TASK TO CARRY OUT
Scan the data for "should" and copy the lines it appears in.

INPUT DATA
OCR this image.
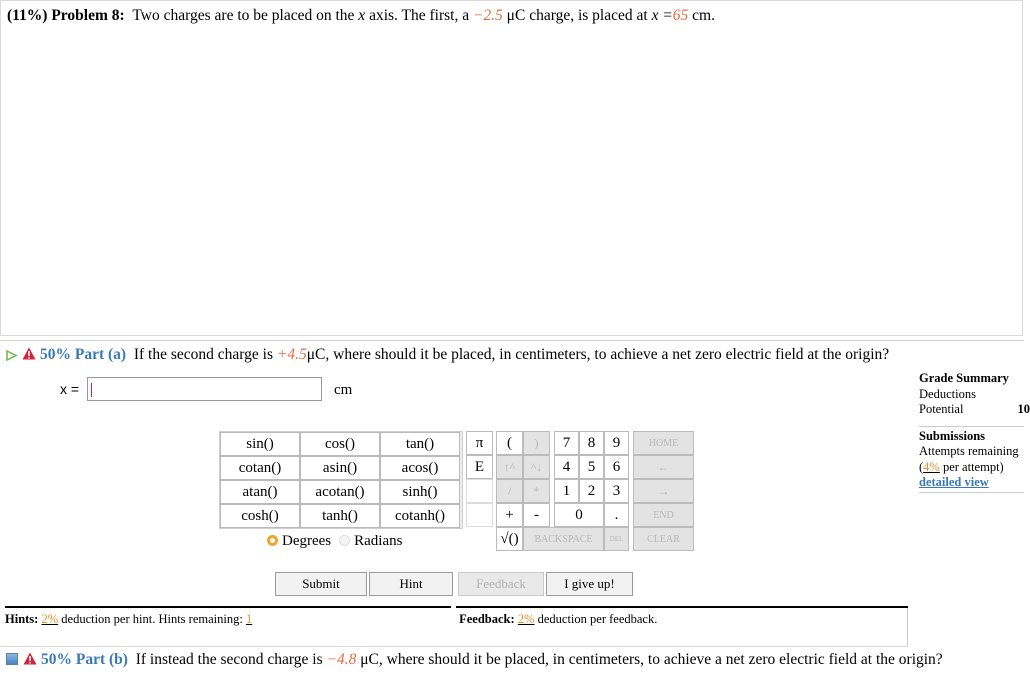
(11%) Problem 8: Two charges are to be placed on the x axis. The first, a −2.5 μC charge, is placed at x =65 cm.
50% Part (a) If the second charge is +4.5μC, where should it be placed, in centimeters, to achieve a net zero electric field at the origin?
x =	cm
Grade Summary
Deductions
Potential	10
Submissions
Attempts remaining
(4% per attempt)
detailed view
sin()	cos()	tan()
cotan()	asin()	acos()
atan()	acotan()	sinh()
cosh()	tanh()	cotanh()
Degrees	Radians
π	(	)	7	8	9	HOME
E	↑^	^↓	4	5	6	←
/	*	1	2	3	→
+	-	0	.	END
√()	BACKSPACE	DEL	CLEAR
Submit	Hint	Feedback	I give up!
Hints: 2% deduction per hint. Hints remaining: 1	Feedback: 2% deduction per feedback.
50% Part (b) If instead the second charge is −4.8 μC, where should it be placed, in centimeters, to achieve a net zero electric field at the origin?
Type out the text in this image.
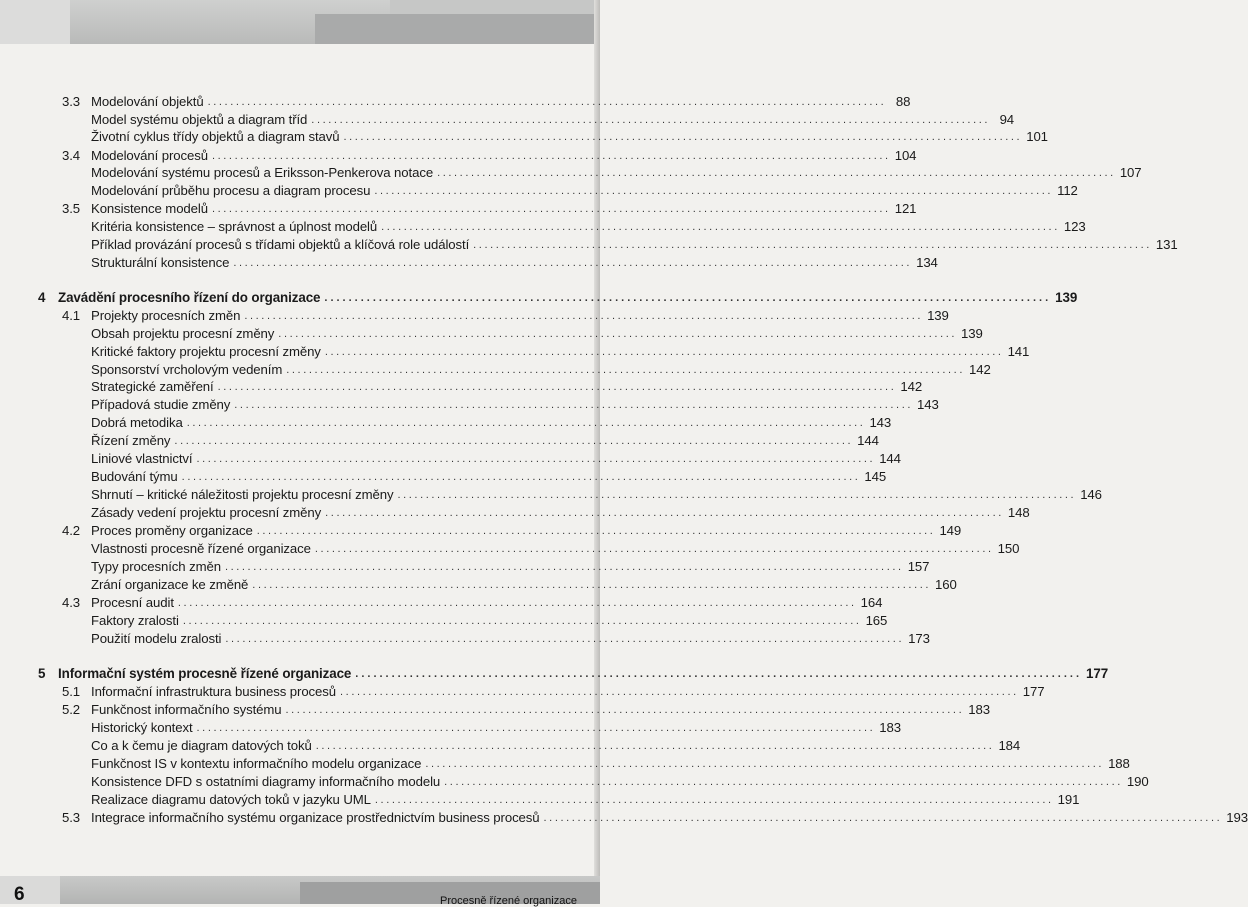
3.3 Modelování objektů ........................................................................................................................ 88
Model systému objektů a diagram tříd ........................................................................................................................ 94
Životní cyklus třídy objektů a diagram stavů ........................................................................................................................ 101
3.4 Modelování procesů ........................................................................................................................ 104
Modelování systému procesů a Eriksson-Penkerova notace ........................................................................................................................ 107
Modelování průběhu procesu a diagram procesu ........................................................................................................................ 112
3.5 Konsistence modelů ........................................................................................................................ 121
Kritéria konsistence – správnost a úplnost modelů ........................................................................................................................ 123
Příklad provázání procesů s třídami objektů a klíčová role událostí ........................................................................................................................ 131
Strukturální konsistence ........................................................................................................................ 134
4 Zavádění procesního řízení do organizace ........................................................................................................................ 139
4.1 Projekty procesních změn ........................................................................................................................ 139
Obsah projektu procesní změny ........................................................................................................................ 139
Kritické faktory projektu procesní změny ........................................................................................................................ 141
Sponsorství vrcholovým vedením ........................................................................................................................ 142
Strategické zaměření ........................................................................................................................ 142
Případová studie změny ........................................................................................................................ 143
Dobrá metodika ........................................................................................................................ 143
Řízení změny ........................................................................................................................ 144
Liniové vlastnictví ........................................................................................................................ 144
Budování týmu ........................................................................................................................ 145
Shrnutí – kritické náležitosti projektu procesní změny ........................................................................................................................ 146
Zásady vedení projektu procesní změny ........................................................................................................................ 148
4.2 Proces proměny organizace ........................................................................................................................ 149
Vlastnosti procesně řízené organizace ........................................................................................................................ 150
Typy procesních změn ........................................................................................................................ 157
Zrání organizace ke změně ........................................................................................................................ 160
4.3 Procesní audit ........................................................................................................................ 164
Faktory zralosti ........................................................................................................................ 165
Použití modelu zralosti ........................................................................................................................ 173
5 Informační systém procesně řízené organizace ........................................................................................................................ 177
5.1 Informační infrastruktura business procesů ........................................................................................................................ 177
5.2 Funkčnost informačního systému ........................................................................................................................ 183
Historický kontext ........................................................................................................................ 183
Co a k čemu je diagram datových toků ........................................................................................................................ 184
Funkčnost IS v kontextu informačního modelu organizace ........................................................................................................................ 188
Konsistence DFD s ostatními diagramy informačního modelu ........................................................................................................................ 190
Realizace diagramu datových toků v jazyku UML ........................................................................................................................ 191
5.3 Integrace informačního systému organizace prostřednictvím business procesů ........................................................................................................................ 193
6	Procesně řízené organizace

SOLUTION TO THIS TASK
50% Part (a) If the second charge is +4.5μC, where should it be placed, in centimeters, to achieve a net zero electric field at the origin?
50% Part (b) If instead the second charge is −4.8 μC, where should it be placed, in centimeters, to achieve a net zero electric field at the origin?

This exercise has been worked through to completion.